(TASK DIRECTIONS): Skip every picture and transcribe the remaining material exactly.

— begin MATERIALS PROVIDED —

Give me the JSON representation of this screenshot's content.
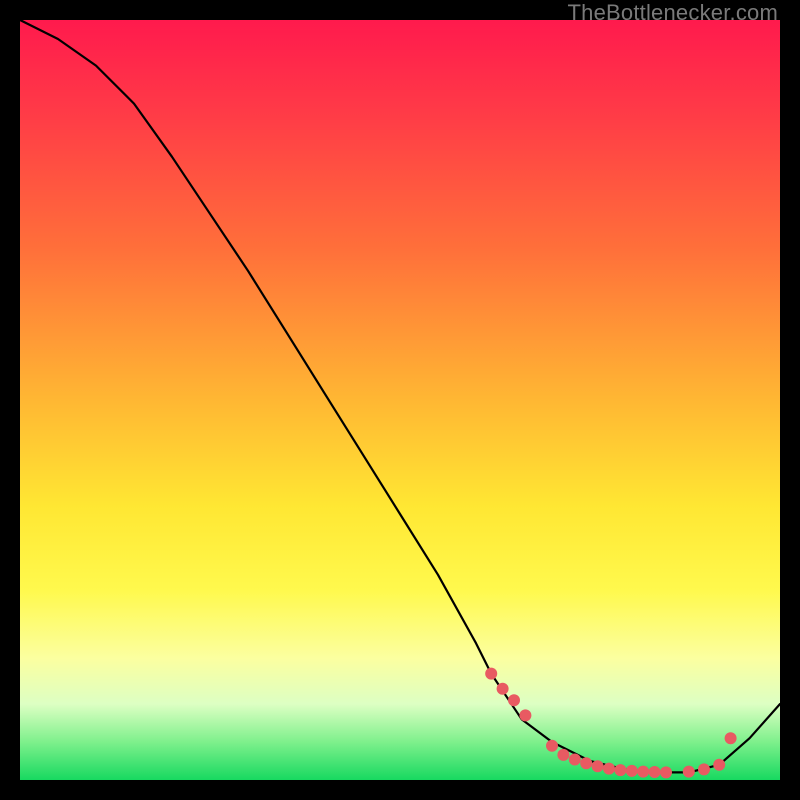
{
  "watermark": "TheBottlenecker.com",
  "chart_data": {
    "type": "line",
    "title": "",
    "xlabel": "",
    "ylabel": "",
    "xlim": [
      0,
      100
    ],
    "ylim": [
      0,
      100
    ],
    "series": [
      {
        "name": "curve",
        "x": [
          0,
          5,
          10,
          15,
          20,
          25,
          30,
          35,
          40,
          45,
          50,
          55,
          60,
          62,
          66,
          70,
          75,
          80,
          84,
          88,
          92,
          96,
          100
        ],
        "y": [
          100,
          97.5,
          94,
          89,
          82,
          74.5,
          67,
          59,
          51,
          43,
          35,
          27,
          18,
          14,
          8,
          5,
          2.5,
          1.3,
          1,
          1,
          2,
          5.5,
          10
        ]
      }
    ],
    "markers": {
      "name": "highlight-dots",
      "color": "#e85a62",
      "x": [
        62,
        63.5,
        65,
        66.5,
        70,
        71.5,
        73,
        74.5,
        76,
        77.5,
        79,
        80.5,
        82,
        83.5,
        85,
        88,
        90,
        92,
        93.5
      ],
      "y": [
        14,
        12,
        10.5,
        8.5,
        4.5,
        3.3,
        2.7,
        2.2,
        1.8,
        1.5,
        1.3,
        1.2,
        1.1,
        1.05,
        1,
        1.1,
        1.4,
        2,
        5.5
      ]
    }
  }
}
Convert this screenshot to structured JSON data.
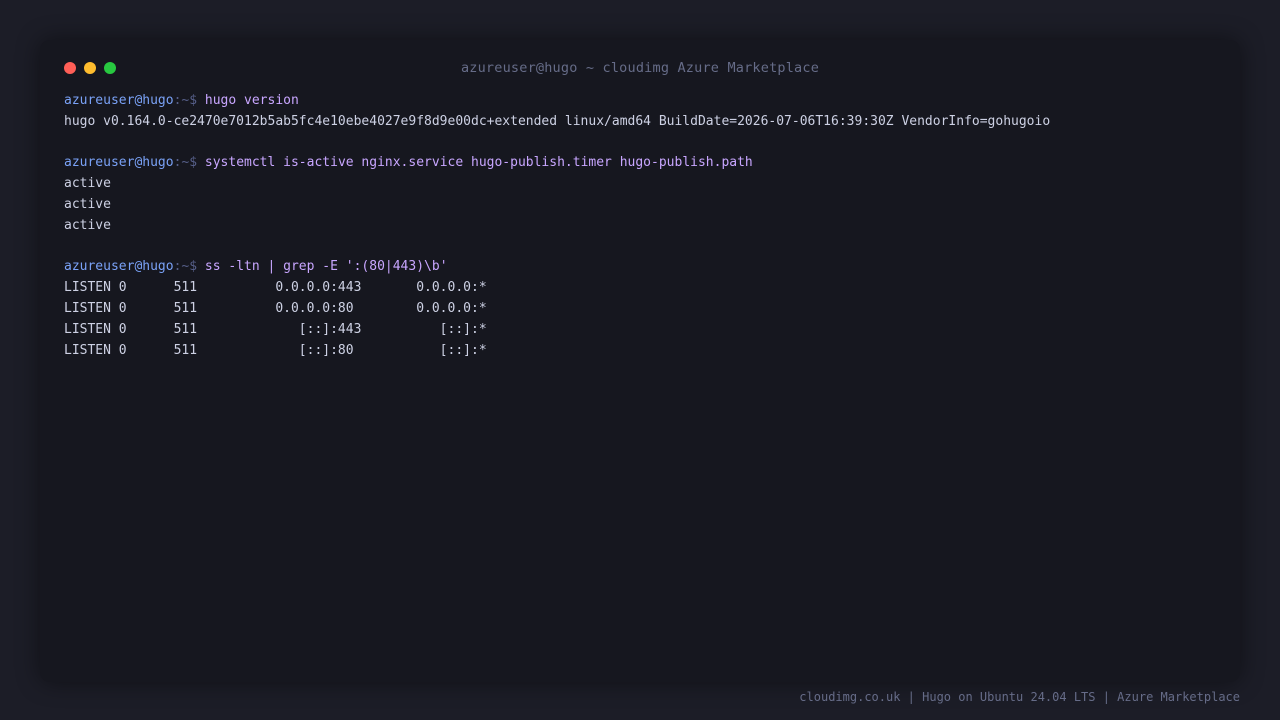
{
  "window": {
    "title": "azureuser@hugo ~ cloudimg Azure Marketplace",
    "controls": {
      "close_color": "#ff5f57",
      "minimize_color": "#febc2e",
      "maximize_color": "#28c840"
    }
  },
  "terminal": {
    "prompt_user": "azureuser@hugo",
    "prompt_suffix": ":~$",
    "blocks": [
      {
        "command": "hugo version",
        "output": [
          "hugo v0.164.0-ce2470e7012b5ab5fc4e10ebe4027e9f8d9e00dc+extended linux/amd64 BuildDate=2026-07-06T16:39:30Z VendorInfo=gohugoio"
        ]
      },
      {
        "command": "systemctl is-active nginx.service hugo-publish.timer hugo-publish.path",
        "output": [
          "active",
          "active",
          "active"
        ]
      },
      {
        "command": "ss -ltn | grep -E ':(80|443)\\b'",
        "output": [
          "LISTEN 0      511          0.0.0.0:443       0.0.0.0:*",
          "LISTEN 0      511          0.0.0.0:80        0.0.0.0:*",
          "LISTEN 0      511             [::]:443          [::]:*",
          "LISTEN 0      511             [::]:80           [::]:*"
        ]
      }
    ]
  },
  "footer": {
    "text": "cloudimg.co.uk | Hugo on Ubuntu 24.04 LTS | Azure Marketplace"
  },
  "colors": {
    "prompt_user": "#7aa2f7",
    "command": "#c8a6ff",
    "output": "#cdd1e4",
    "background": "#16171f"
  }
}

— end MATERIALS PROVIDED —

(ANSWER TO THIS PROBLEM):
Give me the JSON representation of this screenshot's content.
{
  "watermark": "TheBottlenecker.com",
  "chart_data": {
    "type": "line",
    "title": "",
    "xlabel": "",
    "ylabel": "",
    "xlim": [
      0,
      100
    ],
    "ylim": [
      0,
      100
    ],
    "series": [
      {
        "name": "curve",
        "x": [
          0,
          5,
          10,
          15,
          20,
          25,
          30,
          35,
          40,
          45,
          50,
          55,
          60,
          62,
          66,
          70,
          75,
          80,
          84,
          88,
          92,
          96,
          100
        ],
        "y": [
          100,
          97.5,
          94,
          89,
          82,
          74.5,
          67,
          59,
          51,
          43,
          35,
          27,
          18,
          14,
          8,
          5,
          2.5,
          1.3,
          1,
          1,
          2,
          5.5,
          10
        ]
      }
    ],
    "markers": {
      "name": "highlight-dots",
      "color": "#e85a62",
      "x": [
        62,
        63.5,
        65,
        66.5,
        70,
        71.5,
        73,
        74.5,
        76,
        77.5,
        79,
        80.5,
        82,
        83.5,
        85,
        88,
        90,
        92,
        93.5
      ],
      "y": [
        14,
        12,
        10.5,
        8.5,
        4.5,
        3.3,
        2.7,
        2.2,
        1.8,
        1.5,
        1.3,
        1.2,
        1.1,
        1.05,
        1,
        1.1,
        1.4,
        2,
        5.5
      ]
    }
  }
}
Convert this screenshot to structured JSON data.
{
  "window": {
    "title": "azureuser@hugo ~ cloudimg Azure Marketplace",
    "controls": {
      "close_color": "#ff5f57",
      "minimize_color": "#febc2e",
      "maximize_color": "#28c840"
    }
  },
  "terminal": {
    "prompt_user": "azureuser@hugo",
    "prompt_suffix": ":~$",
    "blocks": [
      {
        "command": "hugo version",
        "output": [
          "hugo v0.164.0-ce2470e7012b5ab5fc4e10ebe4027e9f8d9e00dc+extended linux/amd64 BuildDate=2026-07-06T16:39:30Z VendorInfo=gohugoio"
        ]
      },
      {
        "command": "systemctl is-active nginx.service hugo-publish.timer hugo-publish.path",
        "output": [
          "active",
          "active",
          "active"
        ]
      },
      {
        "command": "ss -ltn | grep -E ':(80|443)\\b'",
        "output": [
          "LISTEN 0      511          0.0.0.0:443       0.0.0.0:*",
          "LISTEN 0      511          0.0.0.0:80        0.0.0.0:*",
          "LISTEN 0      511             [::]:443          [::]:*",
          "LISTEN 0      511             [::]:80           [::]:*"
        ]
      }
    ]
  },
  "footer": {
    "text": "cloudimg.co.uk | Hugo on Ubuntu 24.04 LTS | Azure Marketplace"
  },
  "colors": {
    "prompt_user": "#7aa2f7",
    "command": "#c8a6ff",
    "output": "#cdd1e4",
    "background": "#16171f"
  }
}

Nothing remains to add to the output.